- Exercise task -
Reproduce the listing that follows with no differences at all.

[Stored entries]
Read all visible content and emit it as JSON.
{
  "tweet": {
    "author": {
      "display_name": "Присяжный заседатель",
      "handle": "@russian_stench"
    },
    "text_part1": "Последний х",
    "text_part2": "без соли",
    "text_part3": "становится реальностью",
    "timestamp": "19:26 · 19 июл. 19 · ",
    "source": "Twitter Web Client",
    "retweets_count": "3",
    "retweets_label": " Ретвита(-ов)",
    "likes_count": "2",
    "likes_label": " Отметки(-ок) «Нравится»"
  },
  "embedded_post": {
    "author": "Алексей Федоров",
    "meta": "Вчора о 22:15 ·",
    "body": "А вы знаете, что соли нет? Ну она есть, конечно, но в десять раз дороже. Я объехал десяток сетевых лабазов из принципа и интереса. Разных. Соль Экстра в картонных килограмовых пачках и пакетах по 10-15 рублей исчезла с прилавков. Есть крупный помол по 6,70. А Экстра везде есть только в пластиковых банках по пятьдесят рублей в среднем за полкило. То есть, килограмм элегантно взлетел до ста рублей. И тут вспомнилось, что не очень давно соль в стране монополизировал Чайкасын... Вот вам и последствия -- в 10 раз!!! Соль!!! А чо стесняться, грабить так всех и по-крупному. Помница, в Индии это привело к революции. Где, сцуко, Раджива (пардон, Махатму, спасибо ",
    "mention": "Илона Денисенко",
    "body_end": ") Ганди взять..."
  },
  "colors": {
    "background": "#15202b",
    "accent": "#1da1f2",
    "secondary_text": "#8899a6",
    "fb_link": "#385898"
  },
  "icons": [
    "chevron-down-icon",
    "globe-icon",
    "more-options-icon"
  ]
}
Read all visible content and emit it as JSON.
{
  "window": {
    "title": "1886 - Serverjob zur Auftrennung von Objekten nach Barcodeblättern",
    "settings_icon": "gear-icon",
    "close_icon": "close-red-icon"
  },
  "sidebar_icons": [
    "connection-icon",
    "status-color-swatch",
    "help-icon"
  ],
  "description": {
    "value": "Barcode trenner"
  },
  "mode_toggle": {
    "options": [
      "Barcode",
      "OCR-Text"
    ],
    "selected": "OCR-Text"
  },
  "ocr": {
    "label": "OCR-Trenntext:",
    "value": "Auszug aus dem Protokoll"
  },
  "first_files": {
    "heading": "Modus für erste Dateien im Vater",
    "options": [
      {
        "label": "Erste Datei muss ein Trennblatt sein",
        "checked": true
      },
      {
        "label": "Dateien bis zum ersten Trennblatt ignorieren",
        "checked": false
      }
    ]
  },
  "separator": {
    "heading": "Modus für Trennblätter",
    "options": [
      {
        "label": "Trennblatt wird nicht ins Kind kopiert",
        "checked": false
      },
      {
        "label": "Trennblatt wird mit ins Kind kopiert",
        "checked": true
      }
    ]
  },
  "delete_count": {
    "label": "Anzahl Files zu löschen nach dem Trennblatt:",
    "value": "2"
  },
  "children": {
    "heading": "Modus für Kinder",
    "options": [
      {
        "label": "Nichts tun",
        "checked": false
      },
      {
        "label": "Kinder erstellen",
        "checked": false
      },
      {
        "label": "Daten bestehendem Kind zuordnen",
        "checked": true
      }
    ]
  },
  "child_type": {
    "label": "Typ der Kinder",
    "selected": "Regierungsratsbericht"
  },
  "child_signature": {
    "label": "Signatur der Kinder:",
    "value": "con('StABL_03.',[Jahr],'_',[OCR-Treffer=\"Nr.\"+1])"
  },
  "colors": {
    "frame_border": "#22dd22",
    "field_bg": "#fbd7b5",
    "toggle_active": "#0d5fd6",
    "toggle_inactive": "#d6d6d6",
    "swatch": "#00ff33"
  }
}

- The solution -
Read all visible content and emit it as JSON.
{
  "tweet": {
    "author": {
      "display_name": "Присяжный заседатель",
      "handle": "@russian_stench"
    },
    "text_part1": "Последний х",
    "text_part2": "без соли",
    "text_part3": "становится реальностью",
    "timestamp": "19:26 · 19 июл. 19 · ",
    "source": "Twitter Web Client",
    "retweets_count": "3",
    "retweets_label": " Ретвита(-ов)",
    "likes_count": "2",
    "likes_label": " Отметки(-ок) «Нравится»"
  },
  "embedded_post": {
    "author": "Алексей Федоров",
    "meta": "Вчора о 22:15 ·",
    "body": "А вы знаете, что соли нет? Ну она есть, конечно, но в десять раз дороже. Я объехал десяток сетевых лабазов из принципа и интереса. Разных. Соль Экстра в картонных килограмовых пачках и пакетах по 10-15 рублей исчезла с прилавков. Есть крупный помол по 6,70. А Экстра везде есть только в пластиковых банках по пятьдесят рублей в среднем за полкило. То есть, килограмм элегантно взлетел до ста рублей. И тут вспомнилось, что не очень давно соль в стране монополизировал Чайкасын... Вот вам и последствия -- в 10 раз!!! Соль!!! А чо стесняться, грабить так всех и по-крупному. Помница, в Индии это привело к революции. Где, сцуко, Раджива (пардон, Махатму, спасибо ",
    "mention": "Илона Денисенко",
    "body_end": ") Ганди взять..."
  },
  "colors": {
    "background": "#15202b",
    "accent": "#1da1f2",
    "secondary_text": "#8899a6",
    "fb_link": "#385898"
  },
  "icons": [
    "chevron-down-icon",
    "globe-icon",
    "more-options-icon"
  ]
}
Read all visible content and emit it as JSON.
{
  "window": {
    "title": "1886 - Serverjob zur Auftrennung von Objekten nach Barcodeblättern",
    "settings_icon": "gear-icon",
    "close_icon": "close-red-icon"
  },
  "sidebar_icons": [
    "connection-icon",
    "status-color-swatch",
    "help-icon"
  ],
  "description": {
    "value": "Barcode trenner"
  },
  "mode_toggle": {
    "options": [
      "Barcode",
      "OCR-Text"
    ],
    "selected": "OCR-Text"
  },
  "ocr": {
    "label": "OCR-Trenntext:",
    "value": "Auszug aus dem Protokoll"
  },
  "first_files": {
    "heading": "Modus für erste Dateien im Vater",
    "options": [
      {
        "label": "Erste Datei muss ein Trennblatt sein",
        "checked": true
      },
      {
        "label": "Dateien bis zum ersten Trennblatt ignorieren",
        "checked": false
      }
    ]
  },
  "separator": {
    "heading": "Modus für Trennblätter",
    "options": [
      {
        "label": "Trennblatt wird nicht ins Kind kopiert",
        "checked": false
      },
      {
        "label": "Trennblatt wird mit ins Kind kopiert",
        "checked": true
      }
    ]
  },
  "delete_count": {
    "label": "Anzahl Files zu löschen nach dem Trennblatt:",
    "value": "2"
  },
  "children": {
    "heading": "Modus für Kinder",
    "options": [
      {
        "label": "Nichts tun",
        "checked": false
      },
      {
        "label": "Kinder erstellen",
        "checked": false
      },
      {
        "label": "Daten bestehendem Kind zuordnen",
        "checked": true
      }
    ]
  },
  "child_type": {
    "label": "Typ der Kinder",
    "selected": "Regierungsratsbericht"
  },
  "child_signature": {
    "label": "Signatur der Kinder:",
    "value": "con('StABL_03.',[Jahr],'_',[OCR-Treffer=\"Nr.\"+1])"
  },
  "colors": {
    "frame_border": "#22dd22",
    "field_bg": "#fbd7b5",
    "toggle_active": "#0d5fd6",
    "toggle_inactive": "#d6d6d6",
    "swatch": "#00ff33"
  }
}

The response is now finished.